Activity:
Write out the data exactly, keeping every line.

* * *

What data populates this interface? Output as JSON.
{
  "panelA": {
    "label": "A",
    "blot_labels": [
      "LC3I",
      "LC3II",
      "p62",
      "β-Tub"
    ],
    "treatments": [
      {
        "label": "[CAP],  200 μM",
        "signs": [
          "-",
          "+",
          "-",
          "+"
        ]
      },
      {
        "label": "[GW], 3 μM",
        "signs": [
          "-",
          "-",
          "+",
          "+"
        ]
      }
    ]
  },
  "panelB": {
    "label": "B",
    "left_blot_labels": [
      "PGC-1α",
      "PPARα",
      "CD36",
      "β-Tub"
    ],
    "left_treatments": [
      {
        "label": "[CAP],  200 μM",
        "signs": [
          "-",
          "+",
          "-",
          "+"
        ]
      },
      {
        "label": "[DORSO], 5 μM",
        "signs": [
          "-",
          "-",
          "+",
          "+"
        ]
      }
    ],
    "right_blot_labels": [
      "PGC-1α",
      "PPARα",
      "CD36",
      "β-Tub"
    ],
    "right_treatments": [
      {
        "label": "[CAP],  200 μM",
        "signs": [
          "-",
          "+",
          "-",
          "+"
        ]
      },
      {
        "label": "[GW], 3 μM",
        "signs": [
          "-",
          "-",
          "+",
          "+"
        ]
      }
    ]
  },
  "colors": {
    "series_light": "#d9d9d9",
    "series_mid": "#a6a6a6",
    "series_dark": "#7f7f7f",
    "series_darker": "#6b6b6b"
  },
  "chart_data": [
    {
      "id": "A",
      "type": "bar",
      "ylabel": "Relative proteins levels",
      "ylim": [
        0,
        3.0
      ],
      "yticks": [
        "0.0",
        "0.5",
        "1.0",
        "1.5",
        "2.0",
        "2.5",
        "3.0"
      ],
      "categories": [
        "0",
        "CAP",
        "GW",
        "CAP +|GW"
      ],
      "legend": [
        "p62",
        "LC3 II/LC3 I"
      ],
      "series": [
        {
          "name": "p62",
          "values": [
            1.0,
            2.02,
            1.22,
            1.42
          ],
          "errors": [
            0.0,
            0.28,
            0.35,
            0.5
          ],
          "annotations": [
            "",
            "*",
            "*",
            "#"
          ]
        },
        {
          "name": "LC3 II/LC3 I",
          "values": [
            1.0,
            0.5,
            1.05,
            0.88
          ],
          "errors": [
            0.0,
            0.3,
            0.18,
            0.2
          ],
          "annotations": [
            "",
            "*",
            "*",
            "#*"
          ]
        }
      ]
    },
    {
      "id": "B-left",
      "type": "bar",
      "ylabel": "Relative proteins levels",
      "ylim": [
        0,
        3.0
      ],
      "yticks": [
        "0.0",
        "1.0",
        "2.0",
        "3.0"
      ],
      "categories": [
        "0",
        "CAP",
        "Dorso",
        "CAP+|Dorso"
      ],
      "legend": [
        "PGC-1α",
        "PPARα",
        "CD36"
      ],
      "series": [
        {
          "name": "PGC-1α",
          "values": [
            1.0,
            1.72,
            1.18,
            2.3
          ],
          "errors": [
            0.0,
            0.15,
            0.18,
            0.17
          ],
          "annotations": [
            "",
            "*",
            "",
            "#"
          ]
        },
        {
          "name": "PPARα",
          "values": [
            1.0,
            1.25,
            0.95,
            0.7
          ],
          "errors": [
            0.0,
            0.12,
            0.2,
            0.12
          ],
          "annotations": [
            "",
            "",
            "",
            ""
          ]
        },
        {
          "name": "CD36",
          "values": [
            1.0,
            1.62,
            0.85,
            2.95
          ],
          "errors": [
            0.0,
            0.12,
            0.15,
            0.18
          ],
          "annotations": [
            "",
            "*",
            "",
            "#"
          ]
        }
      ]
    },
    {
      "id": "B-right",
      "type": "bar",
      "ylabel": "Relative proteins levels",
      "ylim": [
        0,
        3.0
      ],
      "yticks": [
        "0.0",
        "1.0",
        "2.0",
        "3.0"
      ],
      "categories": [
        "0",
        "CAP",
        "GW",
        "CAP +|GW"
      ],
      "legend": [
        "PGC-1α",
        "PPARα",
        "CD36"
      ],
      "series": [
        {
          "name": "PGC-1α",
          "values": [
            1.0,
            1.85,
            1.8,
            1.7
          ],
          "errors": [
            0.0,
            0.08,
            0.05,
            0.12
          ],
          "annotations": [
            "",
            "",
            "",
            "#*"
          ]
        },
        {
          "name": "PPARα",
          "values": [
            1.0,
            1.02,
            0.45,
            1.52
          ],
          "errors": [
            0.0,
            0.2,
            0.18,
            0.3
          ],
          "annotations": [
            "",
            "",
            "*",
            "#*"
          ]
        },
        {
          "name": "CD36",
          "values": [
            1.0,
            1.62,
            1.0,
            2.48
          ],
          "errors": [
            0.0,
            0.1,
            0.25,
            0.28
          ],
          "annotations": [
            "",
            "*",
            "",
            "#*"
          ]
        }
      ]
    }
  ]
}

* * *

Solution:
What data populates this interface? Output as JSON.
{
  "panelA": {
    "label": "A",
    "blot_labels": [
      "LC3I",
      "LC3II",
      "p62",
      "β-Tub"
    ],
    "treatments": [
      {
        "label": "[CAP],  200 μM",
        "signs": [
          "-",
          "+",
          "-",
          "+"
        ]
      },
      {
        "label": "[GW], 3 μM",
        "signs": [
          "-",
          "-",
          "+",
          "+"
        ]
      }
    ]
  },
  "panelB": {
    "label": "B",
    "left_blot_labels": [
      "PGC-1α",
      "PPARα",
      "CD36",
      "β-Tub"
    ],
    "left_treatments": [
      {
        "label": "[CAP],  200 μM",
        "signs": [
          "-",
          "+",
          "-",
          "+"
        ]
      },
      {
        "label": "[DORSO], 5 μM",
        "signs": [
          "-",
          "-",
          "+",
          "+"
        ]
      }
    ],
    "right_blot_labels": [
      "PGC-1α",
      "PPARα",
      "CD36",
      "β-Tub"
    ],
    "right_treatments": [
      {
        "label": "[CAP],  200 μM",
        "signs": [
          "-",
          "+",
          "-",
          "+"
        ]
      },
      {
        "label": "[GW], 3 μM",
        "signs": [
          "-",
          "-",
          "+",
          "+"
        ]
      }
    ]
  },
  "colors": {
    "series_light": "#d9d9d9",
    "series_mid": "#a6a6a6",
    "series_dark": "#7f7f7f",
    "series_darker": "#6b6b6b"
  },
  "chart_data": [
    {
      "id": "A",
      "type": "bar",
      "ylabel": "Relative proteins levels",
      "ylim": [
        0,
        3.0
      ],
      "yticks": [
        "0.0",
        "0.5",
        "1.0",
        "1.5",
        "2.0",
        "2.5",
        "3.0"
      ],
      "categories": [
        "0",
        "CAP",
        "GW",
        "CAP +|GW"
      ],
      "legend": [
        "p62",
        "LC3 II/LC3 I"
      ],
      "series": [
        {
          "name": "p62",
          "values": [
            1.0,
            2.02,
            1.22,
            1.42
          ],
          "errors": [
            0.0,
            0.28,
            0.35,
            0.5
          ],
          "annotations": [
            "",
            "*",
            "*",
            "#"
          ]
        },
        {
          "name": "LC3 II/LC3 I",
          "values": [
            1.0,
            0.5,
            1.05,
            0.88
          ],
          "errors": [
            0.0,
            0.3,
            0.18,
            0.2
          ],
          "annotations": [
            "",
            "*",
            "*",
            "#*"
          ]
        }
      ]
    },
    {
      "id": "B-left",
      "type": "bar",
      "ylabel": "Relative proteins levels",
      "ylim": [
        0,
        3.0
      ],
      "yticks": [
        "0.0",
        "1.0",
        "2.0",
        "3.0"
      ],
      "categories": [
        "0",
        "CAP",
        "Dorso",
        "CAP+|Dorso"
      ],
      "legend": [
        "PGC-1α",
        "PPARα",
        "CD36"
      ],
      "series": [
        {
          "name": "PGC-1α",
          "values": [
            1.0,
            1.72,
            1.18,
            2.3
          ],
          "errors": [
            0.0,
            0.15,
            0.18,
            0.17
          ],
          "annotations": [
            "",
            "*",
            "",
            "#"
          ]
        },
        {
          "name": "PPARα",
          "values": [
            1.0,
            1.25,
            0.95,
            0.7
          ],
          "errors": [
            0.0,
            0.12,
            0.2,
            0.12
          ],
          "annotations": [
            "",
            "",
            "",
            ""
          ]
        },
        {
          "name": "CD36",
          "values": [
            1.0,
            1.62,
            0.85,
            2.95
          ],
          "errors": [
            0.0,
            0.12,
            0.15,
            0.18
          ],
          "annotations": [
            "",
            "*",
            "",
            "#"
          ]
        }
      ]
    },
    {
      "id": "B-right",
      "type": "bar",
      "ylabel": "Relative proteins levels",
      "ylim": [
        0,
        3.0
      ],
      "yticks": [
        "0.0",
        "1.0",
        "2.0",
        "3.0"
      ],
      "categories": [
        "0",
        "CAP",
        "GW",
        "CAP +|GW"
      ],
      "legend": [
        "PGC-1α",
        "PPARα",
        "CD36"
      ],
      "series": [
        {
          "name": "PGC-1α",
          "values": [
            1.0,
            1.85,
            1.8,
            1.7
          ],
          "errors": [
            0.0,
            0.08,
            0.05,
            0.12
          ],
          "annotations": [
            "",
            "",
            "",
            "#*"
          ]
        },
        {
          "name": "PPARα",
          "values": [
            1.0,
            1.02,
            0.45,
            1.52
          ],
          "errors": [
            0.0,
            0.2,
            0.18,
            0.3
          ],
          "annotations": [
            "",
            "",
            "*",
            "#*"
          ]
        },
        {
          "name": "CD36",
          "values": [
            1.0,
            1.62,
            1.0,
            2.48
          ],
          "errors": [
            0.0,
            0.1,
            0.25,
            0.28
          ],
          "annotations": [
            "",
            "*",
            "",
            "#*"
          ]
        }
      ]
    }
  ]
}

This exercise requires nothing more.